## YOUR INSTRUCTIONS
What lines of the data include the string "FLEX"? Copy them all.

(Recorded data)
----------
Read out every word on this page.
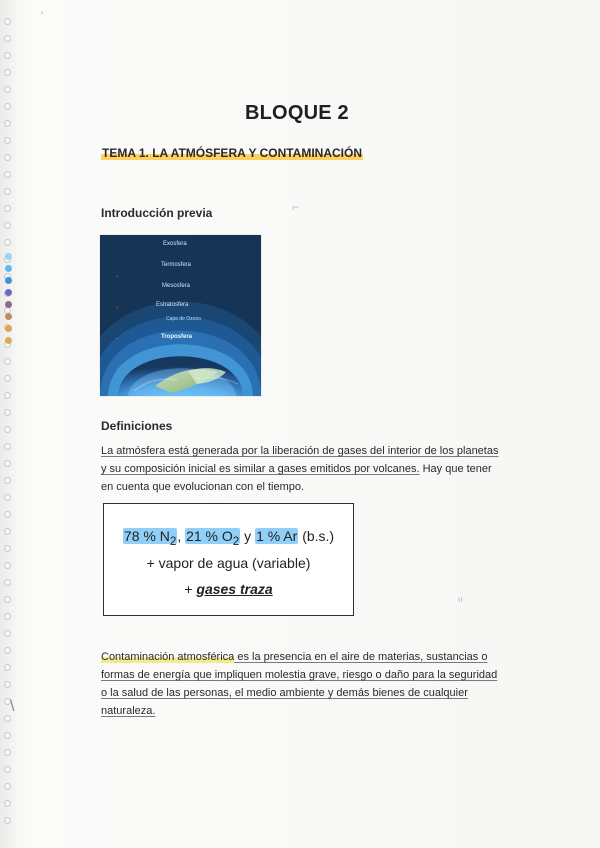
'
⌐
\
BLOQUE 2
TEMA 1. LA ATMÓSFERA Y CONTAMINACIÓN
Introducción previa
Exosfera
Termosfera
Mesosfera
Estratosfera
Capa de Ozono
Troposfera
◦
◦
◦
◦
◦
Definiciones
La atmósfera está generada por la liberación de gases del interior de los planetas y su composición inicial es similar a gases emitidos por volcanes. Hay que tener en cuenta que evolucionan con el tiempo.
78 % $N_2$, 21 % $O_2$ y 1 % Ar (b.s.)
+ vapor de agua (variable)
+ gases traza
ıı
Contaminación atmosférica es la presencia en el aire de materias, sustancias o formas de energía que impliquen molestia grave, riesgo o daño para la seguridad o la salud de las personas, el medio ambiente y demás bienes de cualquier naturaleza.
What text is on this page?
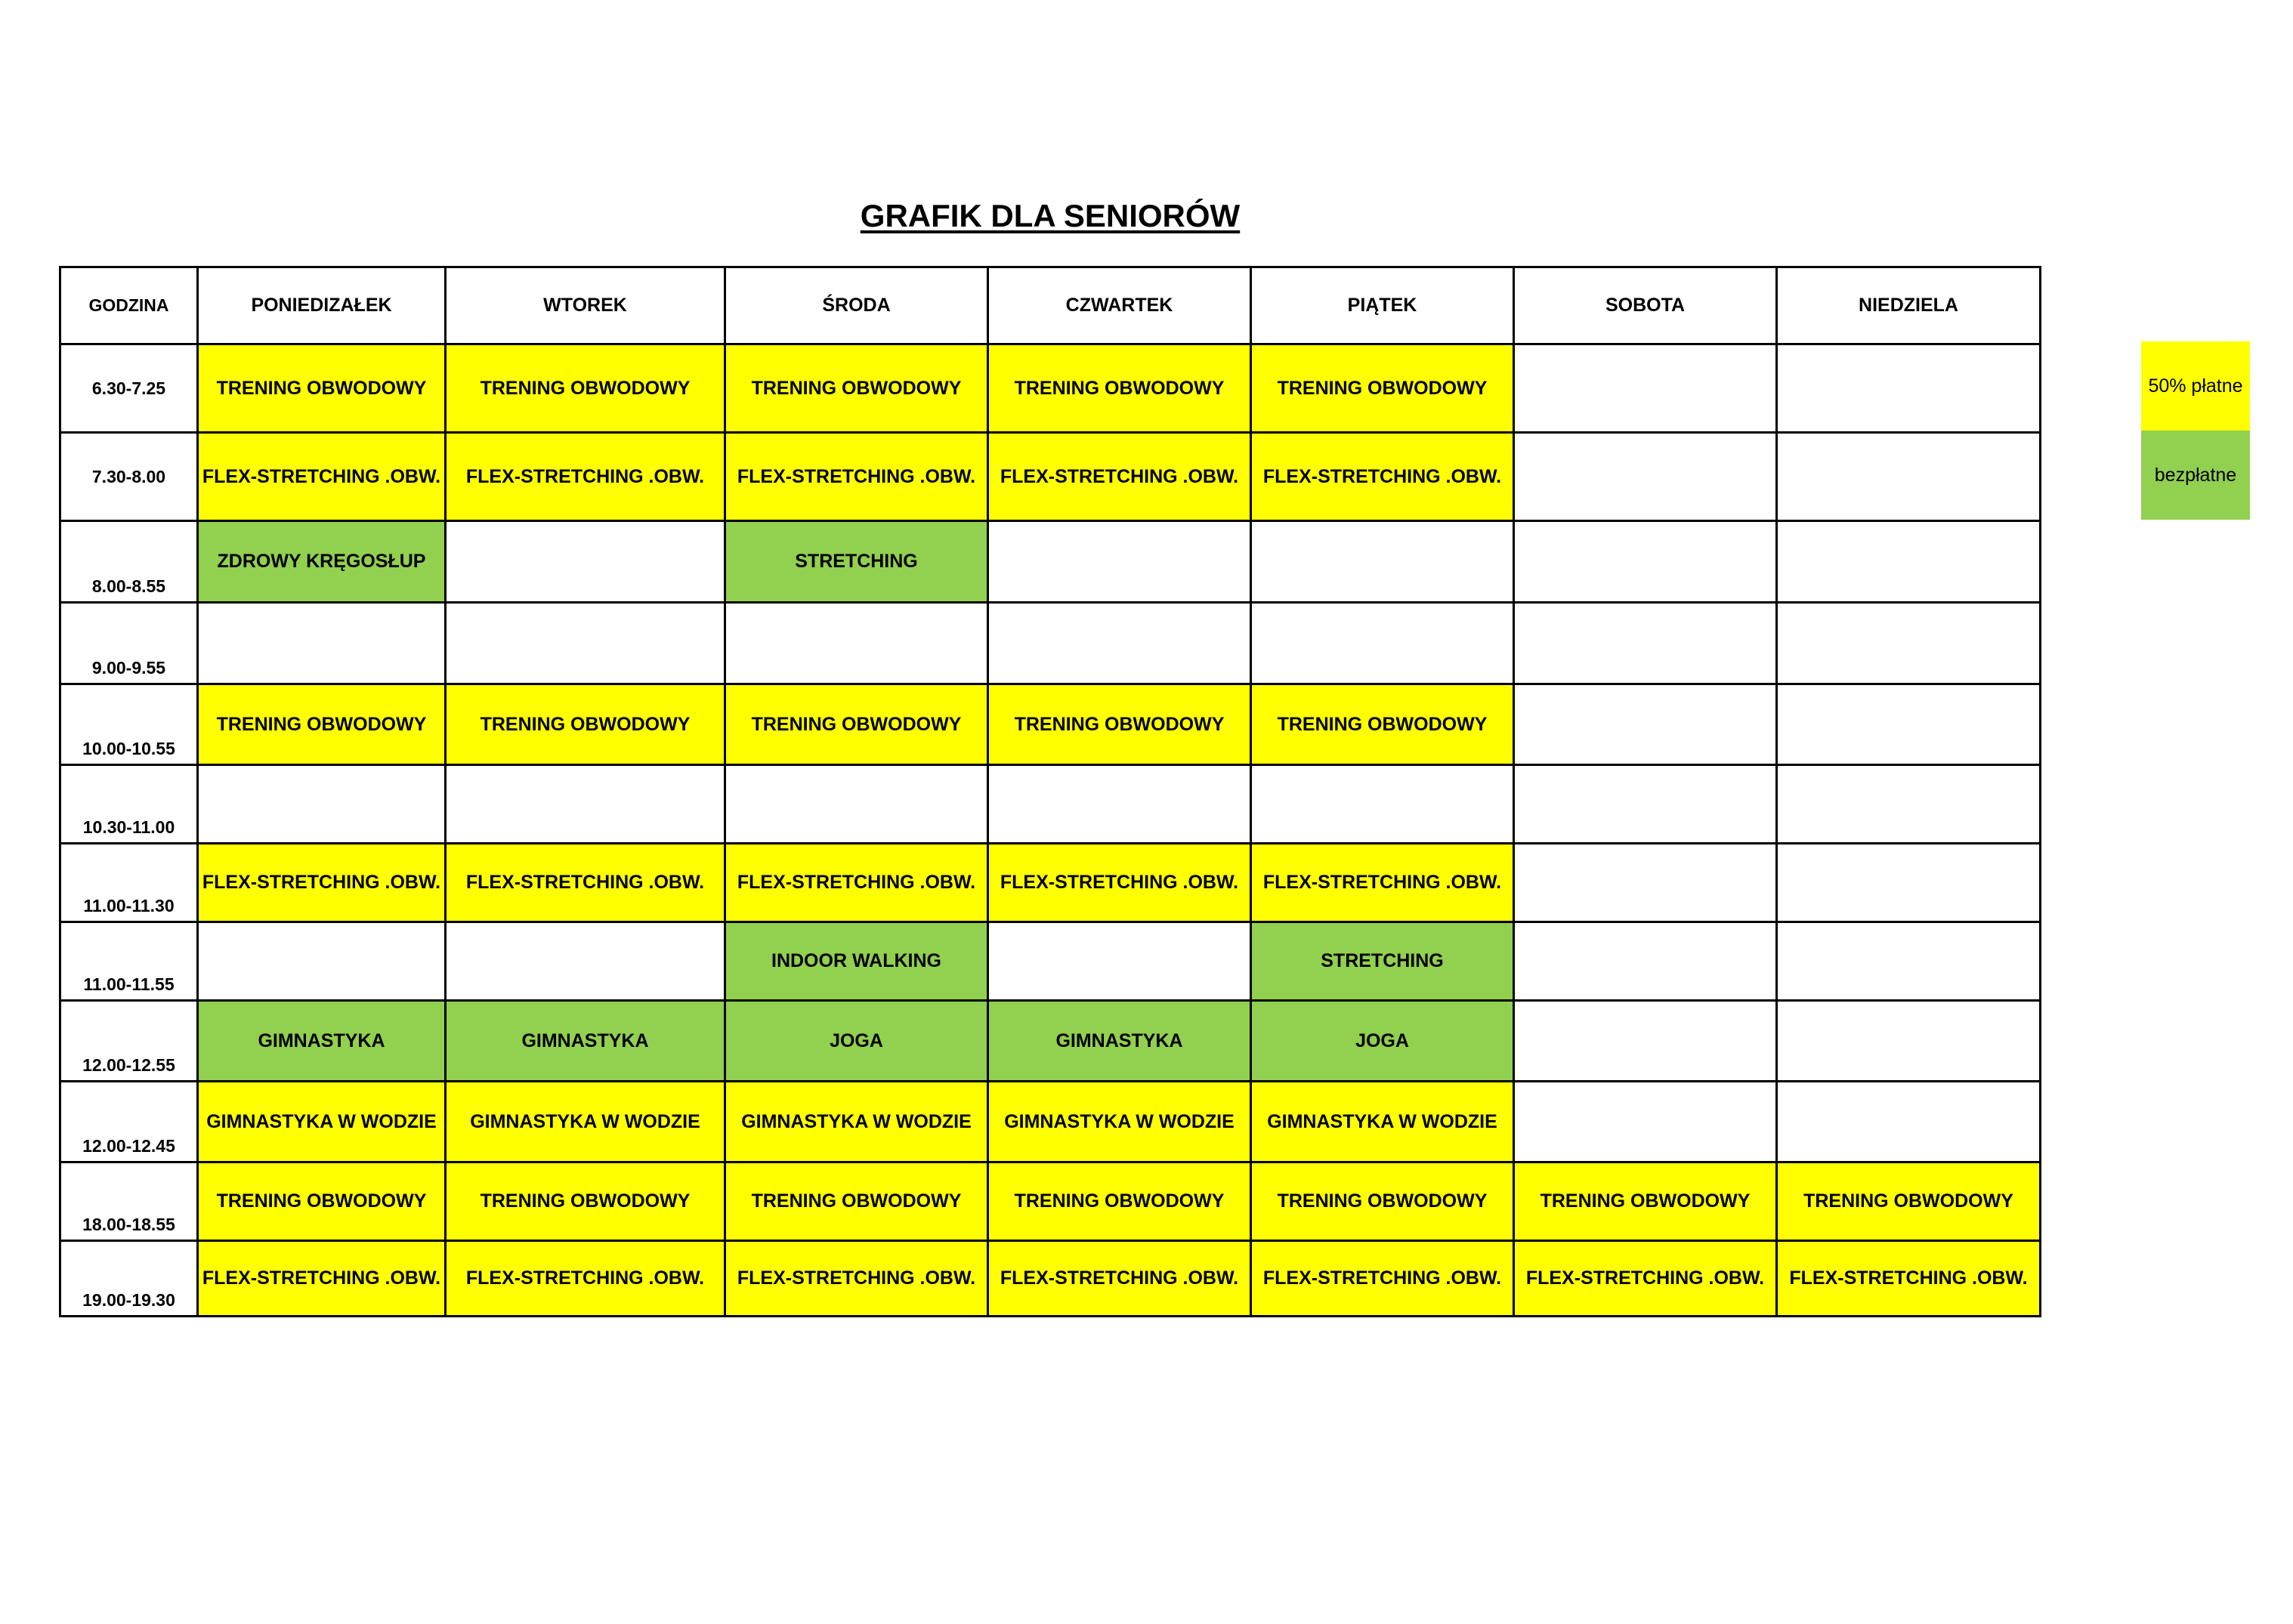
GRAFIK DLA SENIORÓW
GODZINA	PONIEDIZAŁEK	WTOREK	ŚRODA	CZWARTEK	PIĄTEK	SOBOTA	NIEDZIELA
6.30-7.25	TRENING OBWODOWY	TRENING OBWODOWY	TRENING OBWODOWY	TRENING OBWODOWY	TRENING OBWODOWY		
7.30-8.00	FLEX-STRETCHING .OBW.	FLEX-STRETCHING .OBW.	FLEX-STRETCHING .OBW.	FLEX-STRETCHING .OBW.	FLEX-STRETCHING .OBW.		
8.00-8.55	ZDROWY KRĘGOSŁUP		STRETCHING				
9.00-9.55							
10.00-10.55	TRENING OBWODOWY	TRENING OBWODOWY	TRENING OBWODOWY	TRENING OBWODOWY	TRENING OBWODOWY		
10.30-11.00							
11.00-11.30	FLEX-STRETCHING .OBW.	FLEX-STRETCHING .OBW.	FLEX-STRETCHING .OBW.	FLEX-STRETCHING .OBW.	FLEX-STRETCHING .OBW.		
11.00-11.55			INDOOR WALKING		STRETCHING		
12.00-12.55	GIMNASTYKA	GIMNASTYKA	JOGA	GIMNASTYKA	JOGA		
12.00-12.45	GIMNASTYKA W WODZIE	GIMNASTYKA W WODZIE	GIMNASTYKA W WODZIE	GIMNASTYKA W WODZIE	GIMNASTYKA W WODZIE		
18.00-18.55	TRENING OBWODOWY	TRENING OBWODOWY	TRENING OBWODOWY	TRENING OBWODOWY	TRENING OBWODOWY	TRENING OBWODOWY	TRENING OBWODOWY
19.00-19.30	FLEX-STRETCHING .OBW.	FLEX-STRETCHING .OBW.	FLEX-STRETCHING .OBW.	FLEX-STRETCHING .OBW.	FLEX-STRETCHING .OBW.	FLEX-STRETCHING .OBW.	FLEX-STRETCHING .OBW.
50% płatne
bezpłatne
----------
## EXERCISE OUTPUT
7.30-8.00	FLEX-STRETCHING .OBW.	FLEX-STRETCHING .OBW.	FLEX-STRETCHING .OBW.	FLEX-STRETCHING .OBW.	FLEX-STRETCHING .OBW.		
11.00-11.30	FLEX-STRETCHING .OBW.	FLEX-STRETCHING .OBW.	FLEX-STRETCHING .OBW.	FLEX-STRETCHING .OBW.	FLEX-STRETCHING .OBW.		
19.00-19.30	FLEX-STRETCHING .OBW.	FLEX-STRETCHING .OBW.	FLEX-STRETCHING .OBW.	FLEX-STRETCHING .OBW.	FLEX-STRETCHING .OBW.	FLEX-STRETCHING .OBW.	FLEX-STRETCHING .OBW.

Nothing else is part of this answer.